» **Your instructions**
Copy each line that holds "object".

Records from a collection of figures
--------------------

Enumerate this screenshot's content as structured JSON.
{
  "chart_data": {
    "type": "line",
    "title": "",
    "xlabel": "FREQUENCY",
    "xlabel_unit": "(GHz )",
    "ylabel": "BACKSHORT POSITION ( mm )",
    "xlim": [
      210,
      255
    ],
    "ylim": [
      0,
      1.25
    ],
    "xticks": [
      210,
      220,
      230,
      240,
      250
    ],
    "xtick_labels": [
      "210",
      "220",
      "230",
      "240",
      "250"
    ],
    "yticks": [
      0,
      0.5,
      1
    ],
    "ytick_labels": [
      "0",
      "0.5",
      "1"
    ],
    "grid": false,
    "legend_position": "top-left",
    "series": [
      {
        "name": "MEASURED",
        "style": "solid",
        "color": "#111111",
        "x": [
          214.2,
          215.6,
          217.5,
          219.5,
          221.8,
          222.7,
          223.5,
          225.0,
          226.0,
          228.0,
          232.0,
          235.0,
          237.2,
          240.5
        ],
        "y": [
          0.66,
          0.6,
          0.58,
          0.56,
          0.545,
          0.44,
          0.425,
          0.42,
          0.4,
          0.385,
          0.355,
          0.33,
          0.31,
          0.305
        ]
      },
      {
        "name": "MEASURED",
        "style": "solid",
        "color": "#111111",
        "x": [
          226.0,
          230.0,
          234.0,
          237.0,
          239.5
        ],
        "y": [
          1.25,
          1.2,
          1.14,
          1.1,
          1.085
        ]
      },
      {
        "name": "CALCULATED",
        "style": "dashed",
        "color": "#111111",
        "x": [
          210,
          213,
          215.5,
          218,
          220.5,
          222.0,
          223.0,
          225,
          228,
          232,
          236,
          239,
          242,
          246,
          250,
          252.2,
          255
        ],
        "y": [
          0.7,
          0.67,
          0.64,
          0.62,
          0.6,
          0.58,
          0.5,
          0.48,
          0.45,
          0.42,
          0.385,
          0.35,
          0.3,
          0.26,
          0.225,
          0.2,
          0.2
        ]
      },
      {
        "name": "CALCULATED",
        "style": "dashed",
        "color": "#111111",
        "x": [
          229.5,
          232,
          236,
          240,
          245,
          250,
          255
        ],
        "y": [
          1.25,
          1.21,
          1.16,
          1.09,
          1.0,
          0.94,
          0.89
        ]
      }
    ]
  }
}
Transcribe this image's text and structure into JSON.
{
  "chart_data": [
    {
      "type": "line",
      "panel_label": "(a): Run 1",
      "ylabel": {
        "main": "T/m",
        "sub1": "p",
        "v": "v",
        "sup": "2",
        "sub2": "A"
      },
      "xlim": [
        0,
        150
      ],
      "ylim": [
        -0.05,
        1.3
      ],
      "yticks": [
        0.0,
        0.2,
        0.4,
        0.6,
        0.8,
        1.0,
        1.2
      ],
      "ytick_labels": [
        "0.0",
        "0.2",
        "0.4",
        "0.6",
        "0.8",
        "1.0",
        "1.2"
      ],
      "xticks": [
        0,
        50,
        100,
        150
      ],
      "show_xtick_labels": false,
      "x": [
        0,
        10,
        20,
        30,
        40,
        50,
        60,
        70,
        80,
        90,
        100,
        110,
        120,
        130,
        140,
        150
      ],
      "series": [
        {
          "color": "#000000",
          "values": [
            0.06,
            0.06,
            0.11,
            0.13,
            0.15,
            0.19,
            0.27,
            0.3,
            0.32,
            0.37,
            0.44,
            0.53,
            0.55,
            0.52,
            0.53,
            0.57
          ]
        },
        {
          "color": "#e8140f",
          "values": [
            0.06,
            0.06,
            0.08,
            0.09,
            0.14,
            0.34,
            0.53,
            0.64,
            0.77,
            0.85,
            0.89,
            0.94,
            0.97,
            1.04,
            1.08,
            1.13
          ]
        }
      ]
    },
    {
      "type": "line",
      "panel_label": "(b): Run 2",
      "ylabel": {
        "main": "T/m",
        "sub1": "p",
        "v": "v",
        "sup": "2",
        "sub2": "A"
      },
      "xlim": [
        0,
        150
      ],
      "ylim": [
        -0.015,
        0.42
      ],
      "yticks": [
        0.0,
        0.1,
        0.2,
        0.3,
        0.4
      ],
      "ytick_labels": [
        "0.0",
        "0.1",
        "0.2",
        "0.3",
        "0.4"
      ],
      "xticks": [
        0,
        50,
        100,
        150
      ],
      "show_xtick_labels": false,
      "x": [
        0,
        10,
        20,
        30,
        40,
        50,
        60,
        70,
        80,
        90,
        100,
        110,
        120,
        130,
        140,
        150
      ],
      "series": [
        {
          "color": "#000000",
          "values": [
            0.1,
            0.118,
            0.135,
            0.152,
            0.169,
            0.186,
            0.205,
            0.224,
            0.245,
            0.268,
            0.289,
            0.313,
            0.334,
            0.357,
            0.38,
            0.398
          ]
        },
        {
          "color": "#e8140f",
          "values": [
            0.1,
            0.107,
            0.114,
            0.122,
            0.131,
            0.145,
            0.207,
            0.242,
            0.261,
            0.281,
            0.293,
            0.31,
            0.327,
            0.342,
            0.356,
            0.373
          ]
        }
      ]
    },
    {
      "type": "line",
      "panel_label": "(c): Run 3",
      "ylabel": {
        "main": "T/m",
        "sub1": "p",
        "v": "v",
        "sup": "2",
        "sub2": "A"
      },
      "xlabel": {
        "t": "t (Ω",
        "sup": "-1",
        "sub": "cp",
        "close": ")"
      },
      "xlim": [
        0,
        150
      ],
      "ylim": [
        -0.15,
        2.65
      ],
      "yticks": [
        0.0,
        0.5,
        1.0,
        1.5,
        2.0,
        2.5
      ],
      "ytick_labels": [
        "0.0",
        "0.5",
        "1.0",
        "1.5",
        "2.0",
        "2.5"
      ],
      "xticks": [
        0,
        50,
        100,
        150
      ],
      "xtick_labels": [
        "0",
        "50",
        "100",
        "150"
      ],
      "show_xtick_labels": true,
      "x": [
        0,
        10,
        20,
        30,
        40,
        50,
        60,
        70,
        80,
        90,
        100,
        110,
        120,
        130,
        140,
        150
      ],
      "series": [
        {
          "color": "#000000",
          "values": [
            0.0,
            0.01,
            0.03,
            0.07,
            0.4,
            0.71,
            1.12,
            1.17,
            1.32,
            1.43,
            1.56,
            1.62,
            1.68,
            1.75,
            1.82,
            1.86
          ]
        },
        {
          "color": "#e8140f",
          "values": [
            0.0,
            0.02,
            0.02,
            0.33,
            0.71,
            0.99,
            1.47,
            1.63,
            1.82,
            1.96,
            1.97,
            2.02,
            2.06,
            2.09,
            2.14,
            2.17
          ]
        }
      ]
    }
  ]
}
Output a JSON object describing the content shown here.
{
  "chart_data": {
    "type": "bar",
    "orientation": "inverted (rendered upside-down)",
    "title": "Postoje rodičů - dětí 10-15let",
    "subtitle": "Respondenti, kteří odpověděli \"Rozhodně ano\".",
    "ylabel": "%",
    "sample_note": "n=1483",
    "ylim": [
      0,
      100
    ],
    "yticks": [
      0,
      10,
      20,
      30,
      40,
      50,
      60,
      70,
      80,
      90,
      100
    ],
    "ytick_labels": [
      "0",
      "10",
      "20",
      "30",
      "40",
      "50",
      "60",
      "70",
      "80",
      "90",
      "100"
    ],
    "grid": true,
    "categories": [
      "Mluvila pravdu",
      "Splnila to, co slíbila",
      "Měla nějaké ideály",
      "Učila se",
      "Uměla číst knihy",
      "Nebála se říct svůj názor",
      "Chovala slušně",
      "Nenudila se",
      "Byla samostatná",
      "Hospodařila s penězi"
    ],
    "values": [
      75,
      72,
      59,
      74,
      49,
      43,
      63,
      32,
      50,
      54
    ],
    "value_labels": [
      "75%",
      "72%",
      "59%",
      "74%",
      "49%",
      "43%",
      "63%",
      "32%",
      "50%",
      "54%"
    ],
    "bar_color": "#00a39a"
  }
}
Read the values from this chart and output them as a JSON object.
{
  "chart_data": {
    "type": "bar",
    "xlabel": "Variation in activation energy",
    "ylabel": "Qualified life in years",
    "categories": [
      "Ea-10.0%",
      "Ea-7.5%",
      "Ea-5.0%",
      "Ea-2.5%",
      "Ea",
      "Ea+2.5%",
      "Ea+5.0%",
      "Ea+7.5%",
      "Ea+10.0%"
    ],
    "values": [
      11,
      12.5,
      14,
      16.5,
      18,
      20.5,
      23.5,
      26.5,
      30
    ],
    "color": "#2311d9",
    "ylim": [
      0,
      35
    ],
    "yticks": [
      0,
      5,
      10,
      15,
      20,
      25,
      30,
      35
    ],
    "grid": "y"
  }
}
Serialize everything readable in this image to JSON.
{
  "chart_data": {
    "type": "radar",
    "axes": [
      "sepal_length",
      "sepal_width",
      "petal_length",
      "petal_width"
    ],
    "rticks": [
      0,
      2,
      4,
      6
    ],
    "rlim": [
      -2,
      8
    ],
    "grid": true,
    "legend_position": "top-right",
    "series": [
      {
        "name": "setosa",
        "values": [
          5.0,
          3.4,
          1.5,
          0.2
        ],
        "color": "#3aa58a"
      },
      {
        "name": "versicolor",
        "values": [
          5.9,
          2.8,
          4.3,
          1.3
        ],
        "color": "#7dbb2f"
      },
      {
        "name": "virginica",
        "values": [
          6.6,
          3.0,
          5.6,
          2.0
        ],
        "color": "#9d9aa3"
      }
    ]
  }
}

--------------------

» **Output of the exercise**
Output a JSON object describing the content shown here.
Read the values from this chart and output them as a JSON object.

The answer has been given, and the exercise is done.